- **Exercise directions**
In the data below, find every line with the string "разработке" and pull it out.
------------------------------------------------------------
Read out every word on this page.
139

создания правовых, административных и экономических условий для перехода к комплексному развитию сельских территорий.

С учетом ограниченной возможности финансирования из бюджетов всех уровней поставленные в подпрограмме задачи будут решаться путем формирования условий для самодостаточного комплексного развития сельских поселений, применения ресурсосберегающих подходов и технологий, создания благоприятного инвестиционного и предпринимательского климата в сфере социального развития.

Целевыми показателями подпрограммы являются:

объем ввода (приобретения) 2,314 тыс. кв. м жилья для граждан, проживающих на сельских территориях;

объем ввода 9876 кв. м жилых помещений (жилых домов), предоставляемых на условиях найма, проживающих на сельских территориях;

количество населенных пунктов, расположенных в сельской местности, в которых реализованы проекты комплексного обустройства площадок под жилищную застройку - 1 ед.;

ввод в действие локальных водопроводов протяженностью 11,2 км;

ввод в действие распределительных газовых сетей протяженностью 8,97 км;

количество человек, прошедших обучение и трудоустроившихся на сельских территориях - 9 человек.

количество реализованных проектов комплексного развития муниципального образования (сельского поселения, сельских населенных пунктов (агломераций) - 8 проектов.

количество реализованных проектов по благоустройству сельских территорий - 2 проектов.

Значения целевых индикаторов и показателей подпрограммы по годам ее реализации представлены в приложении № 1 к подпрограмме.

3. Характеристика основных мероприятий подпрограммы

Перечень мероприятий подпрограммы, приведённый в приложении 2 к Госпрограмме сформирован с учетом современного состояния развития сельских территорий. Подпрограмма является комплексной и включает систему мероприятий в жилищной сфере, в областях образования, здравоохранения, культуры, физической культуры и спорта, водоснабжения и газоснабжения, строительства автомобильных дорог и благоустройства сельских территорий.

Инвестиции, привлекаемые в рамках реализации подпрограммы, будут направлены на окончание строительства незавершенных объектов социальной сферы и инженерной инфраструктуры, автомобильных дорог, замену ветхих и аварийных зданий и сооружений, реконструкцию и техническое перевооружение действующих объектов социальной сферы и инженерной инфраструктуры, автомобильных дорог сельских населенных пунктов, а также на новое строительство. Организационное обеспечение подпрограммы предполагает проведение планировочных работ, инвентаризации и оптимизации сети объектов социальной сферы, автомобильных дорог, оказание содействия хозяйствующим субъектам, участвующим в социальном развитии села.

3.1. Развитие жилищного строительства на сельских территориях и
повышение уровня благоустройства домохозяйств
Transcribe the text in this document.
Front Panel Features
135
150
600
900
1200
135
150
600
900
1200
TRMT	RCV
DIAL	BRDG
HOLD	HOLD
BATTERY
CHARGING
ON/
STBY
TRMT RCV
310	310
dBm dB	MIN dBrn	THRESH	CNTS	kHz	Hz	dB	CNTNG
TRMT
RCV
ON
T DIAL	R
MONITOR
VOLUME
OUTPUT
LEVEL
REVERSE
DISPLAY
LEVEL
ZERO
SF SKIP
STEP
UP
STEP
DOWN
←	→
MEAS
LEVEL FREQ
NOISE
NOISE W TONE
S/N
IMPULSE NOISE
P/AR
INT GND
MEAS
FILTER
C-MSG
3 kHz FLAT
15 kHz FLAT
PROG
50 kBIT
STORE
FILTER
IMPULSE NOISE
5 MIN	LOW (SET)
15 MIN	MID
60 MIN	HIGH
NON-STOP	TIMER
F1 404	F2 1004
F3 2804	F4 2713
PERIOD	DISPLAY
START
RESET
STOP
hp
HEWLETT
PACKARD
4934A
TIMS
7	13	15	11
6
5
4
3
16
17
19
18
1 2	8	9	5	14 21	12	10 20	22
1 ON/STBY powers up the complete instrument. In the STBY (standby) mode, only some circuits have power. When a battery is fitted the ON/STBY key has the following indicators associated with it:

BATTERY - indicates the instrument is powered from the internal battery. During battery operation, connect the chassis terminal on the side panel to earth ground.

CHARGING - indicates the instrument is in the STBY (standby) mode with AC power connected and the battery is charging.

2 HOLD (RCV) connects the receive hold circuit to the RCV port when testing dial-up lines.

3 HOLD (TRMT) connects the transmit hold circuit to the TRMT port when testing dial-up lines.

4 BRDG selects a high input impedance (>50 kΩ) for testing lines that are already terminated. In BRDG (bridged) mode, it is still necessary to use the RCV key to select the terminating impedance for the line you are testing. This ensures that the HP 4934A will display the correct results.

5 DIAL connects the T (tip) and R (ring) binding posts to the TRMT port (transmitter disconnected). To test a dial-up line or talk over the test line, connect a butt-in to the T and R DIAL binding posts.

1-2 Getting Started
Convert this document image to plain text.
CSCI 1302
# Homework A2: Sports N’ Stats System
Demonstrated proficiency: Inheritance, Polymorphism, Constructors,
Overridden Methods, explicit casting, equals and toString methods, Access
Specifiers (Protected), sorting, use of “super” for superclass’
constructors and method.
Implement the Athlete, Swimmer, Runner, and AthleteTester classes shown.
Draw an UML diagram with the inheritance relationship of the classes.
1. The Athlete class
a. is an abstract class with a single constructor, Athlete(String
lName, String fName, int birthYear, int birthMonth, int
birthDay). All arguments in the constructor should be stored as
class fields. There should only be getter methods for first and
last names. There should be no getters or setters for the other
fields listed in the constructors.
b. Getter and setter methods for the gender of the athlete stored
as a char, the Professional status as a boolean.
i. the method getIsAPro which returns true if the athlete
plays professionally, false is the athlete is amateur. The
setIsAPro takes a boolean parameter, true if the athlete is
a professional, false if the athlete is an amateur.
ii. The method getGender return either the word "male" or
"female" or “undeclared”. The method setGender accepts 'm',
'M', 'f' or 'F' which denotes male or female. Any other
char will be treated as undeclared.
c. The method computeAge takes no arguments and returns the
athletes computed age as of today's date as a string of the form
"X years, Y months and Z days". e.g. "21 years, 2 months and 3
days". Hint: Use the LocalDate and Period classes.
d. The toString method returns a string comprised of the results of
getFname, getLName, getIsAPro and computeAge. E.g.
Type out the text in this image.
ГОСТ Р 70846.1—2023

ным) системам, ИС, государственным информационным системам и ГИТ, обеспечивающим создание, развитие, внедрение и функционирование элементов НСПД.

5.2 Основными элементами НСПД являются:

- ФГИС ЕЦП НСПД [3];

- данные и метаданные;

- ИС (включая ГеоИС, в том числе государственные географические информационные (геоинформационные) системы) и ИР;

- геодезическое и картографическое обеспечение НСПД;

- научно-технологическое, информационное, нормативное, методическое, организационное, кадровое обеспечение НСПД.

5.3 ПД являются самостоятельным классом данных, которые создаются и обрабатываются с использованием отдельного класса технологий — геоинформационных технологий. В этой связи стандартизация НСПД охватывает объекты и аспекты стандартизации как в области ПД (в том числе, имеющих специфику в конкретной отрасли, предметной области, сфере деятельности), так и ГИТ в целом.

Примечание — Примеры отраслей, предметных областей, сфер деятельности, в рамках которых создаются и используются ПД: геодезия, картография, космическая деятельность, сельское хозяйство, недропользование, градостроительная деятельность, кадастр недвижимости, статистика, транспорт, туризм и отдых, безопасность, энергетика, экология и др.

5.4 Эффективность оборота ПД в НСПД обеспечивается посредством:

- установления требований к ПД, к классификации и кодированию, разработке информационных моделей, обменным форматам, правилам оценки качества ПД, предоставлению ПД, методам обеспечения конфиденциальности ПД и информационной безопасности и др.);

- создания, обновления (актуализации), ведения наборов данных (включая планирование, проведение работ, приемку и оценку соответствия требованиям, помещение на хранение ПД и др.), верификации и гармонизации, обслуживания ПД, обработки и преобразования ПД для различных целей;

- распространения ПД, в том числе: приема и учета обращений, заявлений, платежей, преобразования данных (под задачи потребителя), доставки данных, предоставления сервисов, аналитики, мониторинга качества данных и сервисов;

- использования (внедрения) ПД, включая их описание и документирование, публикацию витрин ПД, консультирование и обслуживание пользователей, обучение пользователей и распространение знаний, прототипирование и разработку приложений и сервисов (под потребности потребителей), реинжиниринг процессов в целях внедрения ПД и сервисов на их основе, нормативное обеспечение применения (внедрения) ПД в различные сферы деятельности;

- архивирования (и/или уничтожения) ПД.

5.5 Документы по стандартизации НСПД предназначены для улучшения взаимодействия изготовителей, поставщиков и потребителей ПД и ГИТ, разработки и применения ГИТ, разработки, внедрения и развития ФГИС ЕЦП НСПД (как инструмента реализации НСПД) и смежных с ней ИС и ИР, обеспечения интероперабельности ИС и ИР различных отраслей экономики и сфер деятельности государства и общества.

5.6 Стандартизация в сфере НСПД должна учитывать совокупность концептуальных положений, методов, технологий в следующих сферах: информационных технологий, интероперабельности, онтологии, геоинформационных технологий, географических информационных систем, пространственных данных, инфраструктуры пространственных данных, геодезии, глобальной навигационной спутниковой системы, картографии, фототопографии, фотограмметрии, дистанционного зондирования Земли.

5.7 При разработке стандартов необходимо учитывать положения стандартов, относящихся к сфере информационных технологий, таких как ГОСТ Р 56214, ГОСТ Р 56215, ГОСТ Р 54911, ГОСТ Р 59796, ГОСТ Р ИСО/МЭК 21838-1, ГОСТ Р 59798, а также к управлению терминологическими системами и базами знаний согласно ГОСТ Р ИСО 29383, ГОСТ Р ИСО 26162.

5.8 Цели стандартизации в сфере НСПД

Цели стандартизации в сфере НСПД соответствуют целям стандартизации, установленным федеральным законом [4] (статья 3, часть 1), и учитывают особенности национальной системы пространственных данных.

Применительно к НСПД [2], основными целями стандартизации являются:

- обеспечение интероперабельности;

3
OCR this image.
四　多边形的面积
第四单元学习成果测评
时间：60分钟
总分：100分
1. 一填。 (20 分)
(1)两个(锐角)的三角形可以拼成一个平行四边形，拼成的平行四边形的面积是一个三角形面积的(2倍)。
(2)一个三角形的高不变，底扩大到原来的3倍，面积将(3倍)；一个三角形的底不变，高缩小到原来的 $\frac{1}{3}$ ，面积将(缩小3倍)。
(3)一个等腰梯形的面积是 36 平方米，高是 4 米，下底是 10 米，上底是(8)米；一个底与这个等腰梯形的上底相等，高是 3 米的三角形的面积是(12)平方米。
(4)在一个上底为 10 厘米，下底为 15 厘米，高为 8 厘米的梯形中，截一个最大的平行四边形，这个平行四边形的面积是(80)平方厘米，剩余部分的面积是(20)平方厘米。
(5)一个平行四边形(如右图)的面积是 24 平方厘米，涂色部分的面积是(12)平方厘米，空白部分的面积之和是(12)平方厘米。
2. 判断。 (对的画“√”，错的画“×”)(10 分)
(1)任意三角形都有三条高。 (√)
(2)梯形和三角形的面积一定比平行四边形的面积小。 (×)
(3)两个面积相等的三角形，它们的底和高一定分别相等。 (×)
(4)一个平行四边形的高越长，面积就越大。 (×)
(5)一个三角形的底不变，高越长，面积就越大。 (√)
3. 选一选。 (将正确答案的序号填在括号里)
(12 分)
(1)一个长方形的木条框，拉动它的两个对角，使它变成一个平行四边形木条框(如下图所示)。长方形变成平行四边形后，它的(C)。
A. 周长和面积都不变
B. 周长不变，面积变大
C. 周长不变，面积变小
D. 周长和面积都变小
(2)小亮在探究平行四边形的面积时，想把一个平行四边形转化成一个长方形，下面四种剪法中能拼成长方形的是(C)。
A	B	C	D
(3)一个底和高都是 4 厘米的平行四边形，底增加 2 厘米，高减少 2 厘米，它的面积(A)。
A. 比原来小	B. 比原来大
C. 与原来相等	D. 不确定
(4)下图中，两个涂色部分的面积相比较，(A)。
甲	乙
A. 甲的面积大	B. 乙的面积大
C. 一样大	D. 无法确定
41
------------------------------------------------------------
- **Finished task**
- установления требований к ПД, к классификации и кодированию, разработке информационных моделей, обменным форматам, правилам оценки качества ПД, предоставлению ПД, методам обеспечения конфиденциальности ПД и информационной безопасности и др.);
5.7 При разработке стандартов необходимо учитывать положения стандартов, относящихся к сфере информационных технологий, таких как ГОСТ Р 56214, ГОСТ Р 56215, ГОСТ Р 54911, ГОСТ Р 59796, ГОСТ Р ИСО/МЭК 21838-1, ГОСТ Р 59798, а также к управлению терминологическими системами и базами знаний согласно ГОСТ Р ИСО 29383, ГОСТ Р ИСО 26162.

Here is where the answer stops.